| INSTRUCTIONS FOR THE TASK |
Your task is to repeat the entries word for word while leaving out the pictures.

| Dataset items |
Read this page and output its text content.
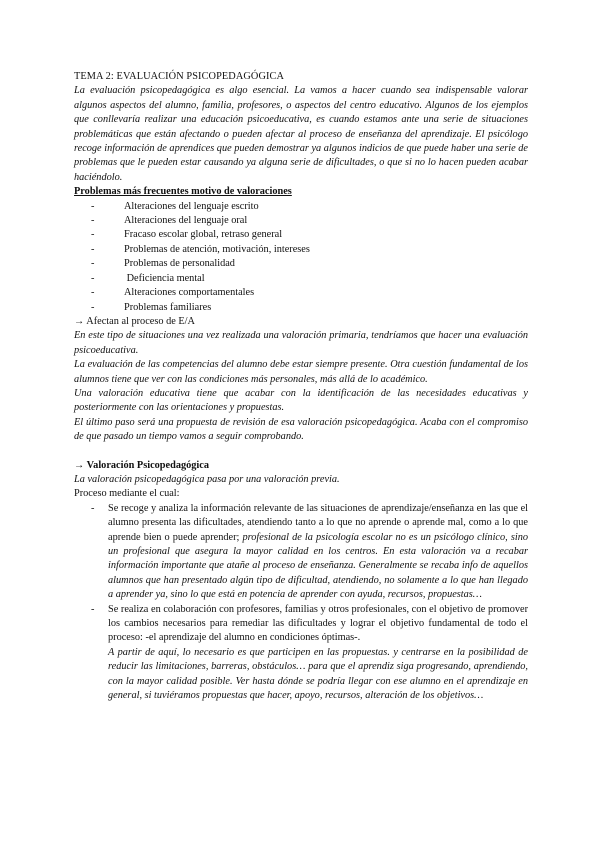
TEMA 2: EVALUACIÓN PSICOPEDAGÓGICA

La evaluación psicopedagógica es algo esencial. La vamos a hacer cuando sea indispensable valorar algunos aspectos del alumno, familia, profesores, o aspectos del centro educativo. Algunos de los ejemplos que conllevaría realizar una educación psicoeducativa, es cuando estamos ante una serie de situaciones problemáticas que están afectando o pueden afectar al proceso de enseñanza del aprendizaje. El psicólogo recoge información de aprendices que pueden demostrar ya algunos indicios de que puede haber una serie de problemas que le pueden estar causando ya alguna serie de dificultades, o que si no lo hacen pueden acabar haciéndolo.

Problemas más frecuentes motivo de valoraciones

- Alteraciones del lenguaje escrito
- Alteraciones del lenguaje oral
- Fracaso escolar global, retraso general
- Problemas de atención, motivación, intereses
- Problemas de personalidad
-  Deficiencia mental
- Alteraciones comportamentales
- Problemas familiares

→ Afectan al proceso de E/A

En este tipo de situaciones una vez realizada una valoración primaria, tendríamos que hacer una evaluación psicoeducativa.

La evaluación de las competencias del alumno debe estar siempre presente. Otra cuestión fundamental de los alumnos tiene que ver con las condiciones más personales, más allá de lo académico.

Una valoración educativa tiene que acabar con la identificación de las necesidades educativas y posteriormente con las orientaciones y propuestas.

El último paso será una propuesta de revisión de esa valoración psicopedagógica. Acaba con el compromiso de que pasado un tiempo vamos a seguir comprobando.

→ Valoración Psicopedagógica

La valoración psicopedagógica pasa por una valoración previa.

Proceso mediante el cual:

- Se recoge y analiza la información relevante de las situaciones de aprendizaje/enseñanza en las que el alumno presenta las dificultades, atendiendo tanto a lo que no aprende o aprende mal, como a lo que aprende bien o puede aprender; profesional de la psicología escolar no es un psicólogo clínico, sino un profesional que asegura la mayor calidad en los centros. En esta valoración va a recabar información importante que atañe al proceso de enseñanza. Generalmente se recaba info de aquellos alumnos que han presentado algún tipo de dificultad, atendiendo, no solamente a lo que han llegado a aprender ya, sino lo que está en potencia de aprender con ayuda, recursos, propuestas…
- Se realiza en colaboración con profesores, familias y otros profesionales, con el objetivo de promover los cambios necesarios para remediar las dificultades y lograr el objetivo fundamental de todo el proceso: -el aprendizaje del alumno en condiciones óptimas-.
A partir de aquí, lo necesario es que participen en las propuestas. y centrarse en la posibilidad de reducir las limitaciones, barreras, obstáculos… para que el aprendiz siga progresando, aprendiendo, con la mayor calidad posible. Ver hasta dónde se podría llegar con ese alumno en el aprendizaje en general, si tuviéramos propuestas que hacer, apoyo, recursos, alteración de los objetivos…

| EXPECTED OUTPUT |
Read this page and output its text content.
TEMA 2: EVALUACIÓN PSICOPEDAGÓGICA

La evaluación psicopedagógica es algo esencial. La vamos a hacer cuando sea indispensable valorar algunos aspectos del alumno, familia, profesores, o aspectos del centro educativo. Algunos de los ejemplos que conllevaría realizar una educación psicoeducativa, es cuando estamos ante una serie de situaciones problemáticas que están afectando o pueden afectar al proceso de enseñanza del aprendizaje. El psicólogo recoge información de aprendices que pueden demostrar ya algunos indicios de que puede haber una serie de problemas que le pueden estar causando ya alguna serie de dificultades, o que si no lo hacen pueden acabar haciéndolo.

Problemas más frecuentes motivo de valoraciones

- Alteraciones del lenguaje escrito
- Alteraciones del lenguaje oral
- Fracaso escolar global, retraso general
- Problemas de atención, motivación, intereses
- Problemas de personalidad
-  Deficiencia mental
- Alteraciones comportamentales
- Problemas familiares

→ Afectan al proceso de E/A

En este tipo de situaciones una vez realizada una valoración primaria, tendríamos que hacer una evaluación psicoeducativa.

La evaluación de las competencias del alumno debe estar siempre presente. Otra cuestión fundamental de los alumnos tiene que ver con las condiciones más personales, más allá de lo académico.

Una valoración educativa tiene que acabar con la identificación de las necesidades educativas y posteriormente con las orientaciones y propuestas.

El último paso será una propuesta de revisión de esa valoración psicopedagógica. Acaba con el compromiso de que pasado un tiempo vamos a seguir comprobando.

→ Valoración Psicopedagógica

La valoración psicopedagógica pasa por una valoración previa.

Proceso mediante el cual:

- Se recoge y analiza la información relevante de las situaciones de aprendizaje/enseñanza en las que el alumno presenta las dificultades, atendiendo tanto a lo que no aprende o aprende mal, como a lo que aprende bien o puede aprender; profesional de la psicología escolar no es un psicólogo clínico, sino un profesional que asegura la mayor calidad en los centros. En esta valoración va a recabar información importante que atañe al proceso de enseñanza. Generalmente se recaba info de aquellos alumnos que han presentado algún tipo de dificultad, atendiendo, no solamente a lo que han llegado a aprender ya, sino lo que está en potencia de aprender con ayuda, recursos, propuestas…
- Se realiza en colaboración con profesores, familias y otros profesionales, con el objetivo de promover los cambios necesarios para remediar las dificultades y lograr el objetivo fundamental de todo el proceso: -el aprendizaje del alumno en condiciones óptimas-.
A partir de aquí, lo necesario es que participen en las propuestas. y centrarse en la posibilidad de reducir las limitaciones, barreras, obstáculos… para que el aprendiz siga progresando, aprendiendo, con la mayor calidad posible. Ver hasta dónde se podría llegar con ese alumno en el aprendizaje en general, si tuviéramos propuestas que hacer, apoyo, recursos, alteración de los objetivos…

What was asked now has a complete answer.